Lines containing the word "this" are the ones to copy from the records below.

--- Begin Material supplied ---

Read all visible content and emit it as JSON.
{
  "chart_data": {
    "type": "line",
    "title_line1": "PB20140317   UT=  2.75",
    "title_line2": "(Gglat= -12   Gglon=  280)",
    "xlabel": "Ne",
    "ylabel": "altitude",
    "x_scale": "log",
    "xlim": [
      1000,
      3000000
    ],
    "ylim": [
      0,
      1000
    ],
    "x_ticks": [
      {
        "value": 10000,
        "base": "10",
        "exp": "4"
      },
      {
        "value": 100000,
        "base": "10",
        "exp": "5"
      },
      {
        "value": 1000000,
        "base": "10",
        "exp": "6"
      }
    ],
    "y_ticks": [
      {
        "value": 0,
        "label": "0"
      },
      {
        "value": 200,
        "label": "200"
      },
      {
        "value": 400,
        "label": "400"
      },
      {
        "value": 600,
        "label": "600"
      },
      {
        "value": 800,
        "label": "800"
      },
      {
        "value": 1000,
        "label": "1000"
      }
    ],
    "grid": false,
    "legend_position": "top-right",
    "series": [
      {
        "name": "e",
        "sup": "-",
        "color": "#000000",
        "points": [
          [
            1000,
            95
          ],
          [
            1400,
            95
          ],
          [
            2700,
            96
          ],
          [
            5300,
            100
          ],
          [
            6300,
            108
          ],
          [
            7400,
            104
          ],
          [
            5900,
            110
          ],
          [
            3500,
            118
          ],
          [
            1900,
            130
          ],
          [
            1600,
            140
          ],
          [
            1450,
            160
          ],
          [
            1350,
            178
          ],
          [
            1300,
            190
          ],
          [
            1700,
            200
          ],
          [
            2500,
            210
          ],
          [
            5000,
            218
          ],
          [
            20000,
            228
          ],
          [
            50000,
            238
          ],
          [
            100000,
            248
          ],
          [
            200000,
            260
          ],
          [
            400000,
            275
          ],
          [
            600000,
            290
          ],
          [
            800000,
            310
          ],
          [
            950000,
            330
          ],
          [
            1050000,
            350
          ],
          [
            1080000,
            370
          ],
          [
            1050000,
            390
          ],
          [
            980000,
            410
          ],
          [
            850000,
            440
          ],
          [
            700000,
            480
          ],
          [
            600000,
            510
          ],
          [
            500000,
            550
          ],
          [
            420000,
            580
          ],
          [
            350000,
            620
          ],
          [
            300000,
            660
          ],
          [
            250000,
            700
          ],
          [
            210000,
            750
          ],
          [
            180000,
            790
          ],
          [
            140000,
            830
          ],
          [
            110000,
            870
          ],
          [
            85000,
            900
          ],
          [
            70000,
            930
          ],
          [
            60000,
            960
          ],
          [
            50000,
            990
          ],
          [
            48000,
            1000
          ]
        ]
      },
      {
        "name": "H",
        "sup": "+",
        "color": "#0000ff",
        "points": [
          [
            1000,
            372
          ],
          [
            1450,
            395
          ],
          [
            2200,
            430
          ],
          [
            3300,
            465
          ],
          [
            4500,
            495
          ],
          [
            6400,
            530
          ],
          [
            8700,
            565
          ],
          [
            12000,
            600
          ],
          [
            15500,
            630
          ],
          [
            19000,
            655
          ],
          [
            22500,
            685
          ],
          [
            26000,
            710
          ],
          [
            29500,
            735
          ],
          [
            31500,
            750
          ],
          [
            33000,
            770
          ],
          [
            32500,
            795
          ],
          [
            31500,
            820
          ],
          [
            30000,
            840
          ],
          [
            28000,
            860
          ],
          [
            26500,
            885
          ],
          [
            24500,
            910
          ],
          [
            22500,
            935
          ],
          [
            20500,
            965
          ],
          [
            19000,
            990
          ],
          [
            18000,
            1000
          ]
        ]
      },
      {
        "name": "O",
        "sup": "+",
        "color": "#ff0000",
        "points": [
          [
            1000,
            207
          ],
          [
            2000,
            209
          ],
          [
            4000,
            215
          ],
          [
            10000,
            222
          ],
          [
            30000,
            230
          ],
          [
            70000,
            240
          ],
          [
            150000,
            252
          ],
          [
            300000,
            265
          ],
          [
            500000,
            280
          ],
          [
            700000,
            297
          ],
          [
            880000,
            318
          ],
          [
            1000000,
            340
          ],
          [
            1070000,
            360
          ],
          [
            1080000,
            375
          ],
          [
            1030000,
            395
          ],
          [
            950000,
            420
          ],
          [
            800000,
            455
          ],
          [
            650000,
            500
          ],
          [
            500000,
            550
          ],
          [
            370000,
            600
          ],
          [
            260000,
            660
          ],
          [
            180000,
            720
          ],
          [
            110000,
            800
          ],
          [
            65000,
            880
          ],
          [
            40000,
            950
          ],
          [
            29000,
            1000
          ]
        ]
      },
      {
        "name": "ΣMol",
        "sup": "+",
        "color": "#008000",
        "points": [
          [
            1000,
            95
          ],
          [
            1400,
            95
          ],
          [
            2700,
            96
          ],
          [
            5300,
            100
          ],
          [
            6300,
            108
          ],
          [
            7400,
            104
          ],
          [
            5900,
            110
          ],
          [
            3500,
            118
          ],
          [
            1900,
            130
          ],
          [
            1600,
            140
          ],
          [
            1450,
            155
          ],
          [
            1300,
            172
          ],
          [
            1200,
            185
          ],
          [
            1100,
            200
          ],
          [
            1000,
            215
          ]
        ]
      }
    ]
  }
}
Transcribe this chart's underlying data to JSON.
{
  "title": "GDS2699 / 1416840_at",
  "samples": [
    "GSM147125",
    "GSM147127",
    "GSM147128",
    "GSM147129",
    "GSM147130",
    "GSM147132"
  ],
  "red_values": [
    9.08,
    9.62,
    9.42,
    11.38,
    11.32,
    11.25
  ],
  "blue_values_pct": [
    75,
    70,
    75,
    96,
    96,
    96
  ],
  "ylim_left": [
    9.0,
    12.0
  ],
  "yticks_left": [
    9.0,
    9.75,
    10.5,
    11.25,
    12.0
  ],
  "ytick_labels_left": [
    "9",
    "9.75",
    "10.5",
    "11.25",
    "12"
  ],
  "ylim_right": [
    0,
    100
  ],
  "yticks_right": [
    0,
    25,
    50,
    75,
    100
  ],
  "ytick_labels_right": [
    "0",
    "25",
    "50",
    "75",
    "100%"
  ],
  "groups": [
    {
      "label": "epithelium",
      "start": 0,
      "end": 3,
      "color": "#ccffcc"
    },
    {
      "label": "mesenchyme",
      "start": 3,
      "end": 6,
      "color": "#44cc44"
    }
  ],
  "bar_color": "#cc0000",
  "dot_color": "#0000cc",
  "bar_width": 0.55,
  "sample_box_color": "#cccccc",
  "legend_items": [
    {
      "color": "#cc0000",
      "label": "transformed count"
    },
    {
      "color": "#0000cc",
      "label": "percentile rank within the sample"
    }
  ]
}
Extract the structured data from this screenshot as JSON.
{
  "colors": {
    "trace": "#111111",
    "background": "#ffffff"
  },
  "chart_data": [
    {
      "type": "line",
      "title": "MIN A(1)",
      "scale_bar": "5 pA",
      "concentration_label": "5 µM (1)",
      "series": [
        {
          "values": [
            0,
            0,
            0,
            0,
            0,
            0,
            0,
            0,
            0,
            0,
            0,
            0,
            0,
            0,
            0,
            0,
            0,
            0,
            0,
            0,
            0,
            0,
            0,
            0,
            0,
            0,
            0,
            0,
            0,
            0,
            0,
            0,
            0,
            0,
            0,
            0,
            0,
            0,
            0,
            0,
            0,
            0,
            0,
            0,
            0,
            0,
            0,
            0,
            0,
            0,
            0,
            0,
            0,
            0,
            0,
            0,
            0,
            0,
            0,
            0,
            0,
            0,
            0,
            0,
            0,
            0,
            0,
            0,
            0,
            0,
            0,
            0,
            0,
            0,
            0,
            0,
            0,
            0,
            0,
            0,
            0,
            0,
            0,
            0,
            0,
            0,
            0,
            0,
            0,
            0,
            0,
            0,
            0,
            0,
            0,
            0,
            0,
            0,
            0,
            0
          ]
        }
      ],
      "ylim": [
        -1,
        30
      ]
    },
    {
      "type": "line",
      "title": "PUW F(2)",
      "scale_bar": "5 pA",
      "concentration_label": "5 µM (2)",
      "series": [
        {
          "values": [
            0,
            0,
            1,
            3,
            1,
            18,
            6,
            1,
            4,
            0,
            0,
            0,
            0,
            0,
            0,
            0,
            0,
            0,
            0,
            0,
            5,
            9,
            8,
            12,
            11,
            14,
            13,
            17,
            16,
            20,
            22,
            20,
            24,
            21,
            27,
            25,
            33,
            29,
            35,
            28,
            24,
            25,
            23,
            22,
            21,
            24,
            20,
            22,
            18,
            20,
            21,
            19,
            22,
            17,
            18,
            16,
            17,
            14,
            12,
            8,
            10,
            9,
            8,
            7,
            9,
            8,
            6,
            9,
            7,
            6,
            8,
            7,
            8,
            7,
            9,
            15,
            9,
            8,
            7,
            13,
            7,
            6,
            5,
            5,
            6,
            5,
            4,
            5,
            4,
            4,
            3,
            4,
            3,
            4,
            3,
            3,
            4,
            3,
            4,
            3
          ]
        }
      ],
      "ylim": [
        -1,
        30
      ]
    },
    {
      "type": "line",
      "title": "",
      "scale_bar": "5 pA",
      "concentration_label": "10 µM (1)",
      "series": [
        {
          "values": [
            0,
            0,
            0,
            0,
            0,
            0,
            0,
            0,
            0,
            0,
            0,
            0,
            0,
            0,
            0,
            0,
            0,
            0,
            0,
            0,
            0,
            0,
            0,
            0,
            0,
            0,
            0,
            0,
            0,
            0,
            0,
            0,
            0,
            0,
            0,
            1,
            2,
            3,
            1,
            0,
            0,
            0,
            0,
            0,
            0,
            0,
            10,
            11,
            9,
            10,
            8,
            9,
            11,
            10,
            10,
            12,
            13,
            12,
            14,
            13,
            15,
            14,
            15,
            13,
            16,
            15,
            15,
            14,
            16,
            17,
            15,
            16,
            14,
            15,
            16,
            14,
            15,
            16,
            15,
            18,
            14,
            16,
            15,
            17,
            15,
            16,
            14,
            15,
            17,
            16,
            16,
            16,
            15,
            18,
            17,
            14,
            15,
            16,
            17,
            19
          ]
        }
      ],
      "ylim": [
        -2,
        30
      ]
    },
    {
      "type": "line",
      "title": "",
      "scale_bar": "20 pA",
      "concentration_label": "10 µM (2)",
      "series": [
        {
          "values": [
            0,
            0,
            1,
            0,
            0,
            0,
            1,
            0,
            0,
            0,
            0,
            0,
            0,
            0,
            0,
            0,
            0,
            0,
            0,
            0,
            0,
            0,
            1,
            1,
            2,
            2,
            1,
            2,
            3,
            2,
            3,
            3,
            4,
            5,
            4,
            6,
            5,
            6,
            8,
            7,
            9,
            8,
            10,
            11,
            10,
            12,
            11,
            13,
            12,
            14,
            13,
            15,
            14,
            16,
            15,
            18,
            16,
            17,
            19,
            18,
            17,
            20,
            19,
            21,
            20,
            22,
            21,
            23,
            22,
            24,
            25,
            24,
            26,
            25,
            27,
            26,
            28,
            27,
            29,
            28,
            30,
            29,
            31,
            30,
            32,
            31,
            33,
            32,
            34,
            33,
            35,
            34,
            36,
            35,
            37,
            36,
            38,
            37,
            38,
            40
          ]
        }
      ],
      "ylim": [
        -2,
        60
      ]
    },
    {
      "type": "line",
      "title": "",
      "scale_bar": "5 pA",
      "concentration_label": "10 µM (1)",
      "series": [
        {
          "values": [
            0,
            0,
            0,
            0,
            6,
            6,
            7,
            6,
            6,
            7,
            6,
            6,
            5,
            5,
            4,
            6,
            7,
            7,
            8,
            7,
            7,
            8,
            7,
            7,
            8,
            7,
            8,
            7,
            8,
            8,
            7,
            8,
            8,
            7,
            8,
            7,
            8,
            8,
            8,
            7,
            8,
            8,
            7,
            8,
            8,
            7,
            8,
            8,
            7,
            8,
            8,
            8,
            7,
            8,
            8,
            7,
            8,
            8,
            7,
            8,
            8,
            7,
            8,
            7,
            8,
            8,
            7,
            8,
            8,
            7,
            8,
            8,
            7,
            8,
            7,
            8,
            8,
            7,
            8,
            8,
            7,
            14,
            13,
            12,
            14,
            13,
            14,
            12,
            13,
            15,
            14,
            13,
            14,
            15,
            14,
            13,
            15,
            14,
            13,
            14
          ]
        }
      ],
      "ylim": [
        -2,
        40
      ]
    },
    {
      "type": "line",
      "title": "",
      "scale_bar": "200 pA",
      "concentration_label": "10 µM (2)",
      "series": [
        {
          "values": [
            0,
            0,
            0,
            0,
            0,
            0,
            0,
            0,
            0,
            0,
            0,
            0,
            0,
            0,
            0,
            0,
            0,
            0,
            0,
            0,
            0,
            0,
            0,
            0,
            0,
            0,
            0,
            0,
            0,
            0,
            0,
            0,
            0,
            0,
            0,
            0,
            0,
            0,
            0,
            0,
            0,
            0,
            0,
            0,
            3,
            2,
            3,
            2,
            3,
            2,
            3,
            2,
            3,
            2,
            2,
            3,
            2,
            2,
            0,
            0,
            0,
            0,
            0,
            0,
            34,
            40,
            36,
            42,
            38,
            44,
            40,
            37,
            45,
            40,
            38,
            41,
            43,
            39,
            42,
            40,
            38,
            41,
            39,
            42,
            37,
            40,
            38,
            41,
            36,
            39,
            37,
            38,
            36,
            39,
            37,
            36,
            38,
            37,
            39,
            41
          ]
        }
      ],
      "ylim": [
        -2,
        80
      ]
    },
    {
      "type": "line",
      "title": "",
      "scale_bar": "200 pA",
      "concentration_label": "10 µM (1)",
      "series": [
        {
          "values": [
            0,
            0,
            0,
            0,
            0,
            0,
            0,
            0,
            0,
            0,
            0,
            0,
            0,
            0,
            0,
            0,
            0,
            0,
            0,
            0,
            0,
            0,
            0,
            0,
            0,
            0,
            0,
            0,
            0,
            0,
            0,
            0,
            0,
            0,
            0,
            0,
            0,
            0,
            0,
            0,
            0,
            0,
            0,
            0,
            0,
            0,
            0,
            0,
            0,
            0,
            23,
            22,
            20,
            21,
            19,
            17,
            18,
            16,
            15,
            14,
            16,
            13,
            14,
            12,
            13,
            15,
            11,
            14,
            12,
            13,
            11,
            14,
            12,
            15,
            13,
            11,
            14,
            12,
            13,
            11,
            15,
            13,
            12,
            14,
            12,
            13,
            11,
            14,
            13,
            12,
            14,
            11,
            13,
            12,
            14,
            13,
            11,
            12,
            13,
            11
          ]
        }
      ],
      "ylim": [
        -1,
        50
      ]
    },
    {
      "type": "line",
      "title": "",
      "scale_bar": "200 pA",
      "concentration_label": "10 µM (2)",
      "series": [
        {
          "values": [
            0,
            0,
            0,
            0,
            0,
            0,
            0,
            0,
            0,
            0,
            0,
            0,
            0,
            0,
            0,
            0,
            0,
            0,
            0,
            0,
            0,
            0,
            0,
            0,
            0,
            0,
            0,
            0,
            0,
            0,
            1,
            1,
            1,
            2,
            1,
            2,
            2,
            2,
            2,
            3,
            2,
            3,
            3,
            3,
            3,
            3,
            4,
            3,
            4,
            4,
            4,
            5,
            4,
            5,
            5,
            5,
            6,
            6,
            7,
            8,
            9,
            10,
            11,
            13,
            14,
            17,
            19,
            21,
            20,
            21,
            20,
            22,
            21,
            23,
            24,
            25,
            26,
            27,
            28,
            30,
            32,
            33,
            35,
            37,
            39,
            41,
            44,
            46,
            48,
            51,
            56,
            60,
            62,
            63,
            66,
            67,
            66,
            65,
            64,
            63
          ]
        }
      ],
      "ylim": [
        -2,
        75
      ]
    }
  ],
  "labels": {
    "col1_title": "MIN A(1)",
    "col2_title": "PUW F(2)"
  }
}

--- End Material supplied ---

▸ Result of the exercise
Transcribe this chart's underlying data to JSON.
Extract the structured data from this screenshot as JSON.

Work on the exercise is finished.